*** Dataset content ***
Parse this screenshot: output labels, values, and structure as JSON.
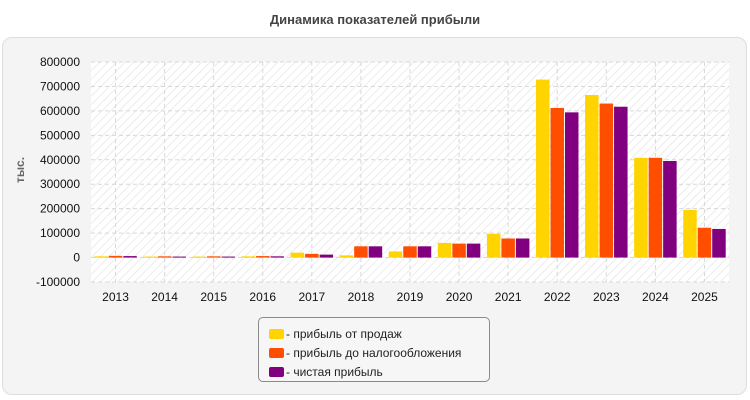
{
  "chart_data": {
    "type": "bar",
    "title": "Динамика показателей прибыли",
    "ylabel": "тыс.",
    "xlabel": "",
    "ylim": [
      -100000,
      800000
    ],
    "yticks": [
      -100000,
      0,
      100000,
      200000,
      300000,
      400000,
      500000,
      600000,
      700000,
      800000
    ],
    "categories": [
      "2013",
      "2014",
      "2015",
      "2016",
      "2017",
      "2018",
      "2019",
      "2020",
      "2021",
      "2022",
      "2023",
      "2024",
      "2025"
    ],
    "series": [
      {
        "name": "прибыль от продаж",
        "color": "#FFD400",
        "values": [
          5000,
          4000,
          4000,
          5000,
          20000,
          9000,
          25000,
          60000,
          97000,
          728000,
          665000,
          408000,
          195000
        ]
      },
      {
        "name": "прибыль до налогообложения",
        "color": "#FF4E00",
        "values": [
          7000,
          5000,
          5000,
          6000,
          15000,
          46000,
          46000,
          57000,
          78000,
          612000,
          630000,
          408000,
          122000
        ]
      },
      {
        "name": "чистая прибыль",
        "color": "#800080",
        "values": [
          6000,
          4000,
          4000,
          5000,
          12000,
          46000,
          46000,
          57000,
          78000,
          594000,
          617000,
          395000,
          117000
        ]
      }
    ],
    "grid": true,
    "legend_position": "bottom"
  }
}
***
*** Dataset content ***
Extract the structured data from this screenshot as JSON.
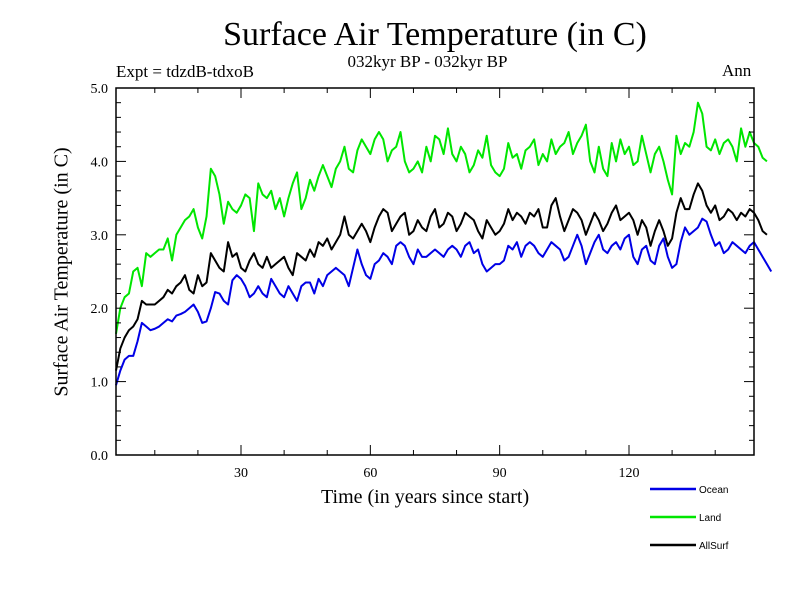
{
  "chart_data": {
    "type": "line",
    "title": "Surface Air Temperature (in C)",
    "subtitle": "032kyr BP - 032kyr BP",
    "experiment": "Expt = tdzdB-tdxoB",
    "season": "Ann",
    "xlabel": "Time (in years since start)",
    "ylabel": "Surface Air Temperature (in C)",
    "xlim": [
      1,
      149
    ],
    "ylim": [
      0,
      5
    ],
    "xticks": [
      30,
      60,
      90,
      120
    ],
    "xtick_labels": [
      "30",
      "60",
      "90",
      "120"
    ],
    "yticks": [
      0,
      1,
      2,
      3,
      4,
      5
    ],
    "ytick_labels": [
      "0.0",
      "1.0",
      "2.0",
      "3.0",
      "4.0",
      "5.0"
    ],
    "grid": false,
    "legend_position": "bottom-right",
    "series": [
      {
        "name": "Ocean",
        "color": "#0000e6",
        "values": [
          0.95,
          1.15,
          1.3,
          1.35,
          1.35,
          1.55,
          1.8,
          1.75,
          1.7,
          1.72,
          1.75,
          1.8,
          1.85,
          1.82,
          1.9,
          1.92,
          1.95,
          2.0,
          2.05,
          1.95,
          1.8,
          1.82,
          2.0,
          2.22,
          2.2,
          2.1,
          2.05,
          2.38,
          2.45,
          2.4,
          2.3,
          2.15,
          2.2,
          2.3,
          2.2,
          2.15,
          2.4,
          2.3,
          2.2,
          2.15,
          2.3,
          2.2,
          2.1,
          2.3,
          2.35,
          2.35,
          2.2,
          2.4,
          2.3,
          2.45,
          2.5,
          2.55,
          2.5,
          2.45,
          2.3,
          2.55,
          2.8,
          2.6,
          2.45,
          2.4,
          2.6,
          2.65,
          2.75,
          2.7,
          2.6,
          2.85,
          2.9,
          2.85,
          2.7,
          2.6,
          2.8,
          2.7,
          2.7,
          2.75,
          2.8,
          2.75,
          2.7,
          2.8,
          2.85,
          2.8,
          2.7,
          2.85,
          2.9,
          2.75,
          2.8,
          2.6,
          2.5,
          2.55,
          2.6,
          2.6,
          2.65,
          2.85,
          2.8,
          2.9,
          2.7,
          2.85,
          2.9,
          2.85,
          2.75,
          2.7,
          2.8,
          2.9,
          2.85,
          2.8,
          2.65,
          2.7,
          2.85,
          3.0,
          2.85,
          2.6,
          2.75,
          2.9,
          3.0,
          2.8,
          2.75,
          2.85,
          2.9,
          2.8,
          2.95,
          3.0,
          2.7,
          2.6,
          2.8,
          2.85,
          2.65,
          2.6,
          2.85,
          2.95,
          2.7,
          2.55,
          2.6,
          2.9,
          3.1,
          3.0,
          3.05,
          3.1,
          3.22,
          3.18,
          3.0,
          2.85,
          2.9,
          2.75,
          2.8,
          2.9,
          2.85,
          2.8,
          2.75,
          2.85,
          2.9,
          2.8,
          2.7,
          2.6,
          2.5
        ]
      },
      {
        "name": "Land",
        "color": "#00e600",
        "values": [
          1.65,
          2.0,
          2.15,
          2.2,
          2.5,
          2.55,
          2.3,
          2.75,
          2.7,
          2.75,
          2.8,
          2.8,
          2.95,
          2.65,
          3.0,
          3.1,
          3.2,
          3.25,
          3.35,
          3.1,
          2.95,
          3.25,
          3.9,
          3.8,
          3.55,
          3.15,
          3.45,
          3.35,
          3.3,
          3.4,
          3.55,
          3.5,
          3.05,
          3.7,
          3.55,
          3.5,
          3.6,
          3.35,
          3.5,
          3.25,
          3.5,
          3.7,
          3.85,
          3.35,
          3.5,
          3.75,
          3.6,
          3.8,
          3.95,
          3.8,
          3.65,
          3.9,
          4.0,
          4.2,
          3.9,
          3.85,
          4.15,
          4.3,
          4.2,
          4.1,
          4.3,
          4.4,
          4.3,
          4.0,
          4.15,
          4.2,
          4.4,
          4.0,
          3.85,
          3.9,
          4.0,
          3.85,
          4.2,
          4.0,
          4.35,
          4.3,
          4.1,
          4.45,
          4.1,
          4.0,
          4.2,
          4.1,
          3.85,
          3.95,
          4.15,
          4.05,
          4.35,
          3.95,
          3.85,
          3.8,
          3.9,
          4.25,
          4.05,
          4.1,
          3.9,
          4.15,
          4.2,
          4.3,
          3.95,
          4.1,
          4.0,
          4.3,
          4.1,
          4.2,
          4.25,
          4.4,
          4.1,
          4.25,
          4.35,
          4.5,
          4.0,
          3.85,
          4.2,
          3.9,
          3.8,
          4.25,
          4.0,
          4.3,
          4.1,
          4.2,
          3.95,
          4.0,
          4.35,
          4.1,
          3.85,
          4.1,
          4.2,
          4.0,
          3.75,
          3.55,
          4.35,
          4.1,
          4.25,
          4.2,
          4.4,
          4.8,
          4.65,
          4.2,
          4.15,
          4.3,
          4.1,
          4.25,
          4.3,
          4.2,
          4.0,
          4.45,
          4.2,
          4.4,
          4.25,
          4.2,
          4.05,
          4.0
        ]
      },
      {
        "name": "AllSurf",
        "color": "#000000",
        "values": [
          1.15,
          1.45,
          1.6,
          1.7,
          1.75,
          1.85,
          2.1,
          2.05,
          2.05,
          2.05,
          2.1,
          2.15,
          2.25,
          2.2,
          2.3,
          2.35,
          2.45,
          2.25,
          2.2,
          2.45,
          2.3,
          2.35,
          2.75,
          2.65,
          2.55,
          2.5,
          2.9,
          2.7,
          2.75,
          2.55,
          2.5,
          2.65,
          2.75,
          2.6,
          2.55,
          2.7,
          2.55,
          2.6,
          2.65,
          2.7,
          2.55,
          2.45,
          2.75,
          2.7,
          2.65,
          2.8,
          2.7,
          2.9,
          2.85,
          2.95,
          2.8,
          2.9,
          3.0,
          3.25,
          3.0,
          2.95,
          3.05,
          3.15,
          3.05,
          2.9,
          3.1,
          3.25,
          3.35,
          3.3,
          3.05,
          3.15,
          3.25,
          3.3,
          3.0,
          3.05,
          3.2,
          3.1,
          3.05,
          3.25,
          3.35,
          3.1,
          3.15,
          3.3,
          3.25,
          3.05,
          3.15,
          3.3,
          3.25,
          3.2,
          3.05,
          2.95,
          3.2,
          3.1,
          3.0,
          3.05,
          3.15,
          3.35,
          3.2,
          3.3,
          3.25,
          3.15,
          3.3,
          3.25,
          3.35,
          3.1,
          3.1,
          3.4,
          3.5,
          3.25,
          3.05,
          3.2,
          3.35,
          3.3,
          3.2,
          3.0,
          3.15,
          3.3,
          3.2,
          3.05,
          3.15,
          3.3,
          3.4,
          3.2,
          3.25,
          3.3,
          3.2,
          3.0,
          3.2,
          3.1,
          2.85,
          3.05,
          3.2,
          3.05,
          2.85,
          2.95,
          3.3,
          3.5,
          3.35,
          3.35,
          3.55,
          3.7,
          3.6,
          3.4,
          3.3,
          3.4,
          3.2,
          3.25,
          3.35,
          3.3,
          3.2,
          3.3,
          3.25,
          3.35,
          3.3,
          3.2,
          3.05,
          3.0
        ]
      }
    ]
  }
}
***
:: Directive ::
In the records, locate each line holding the string "Temperature" and copy it.

:: Response ::
    "title": "Surface Air Temperature (in C)",
    "ylabel": "Surface Air Temperature (in C)",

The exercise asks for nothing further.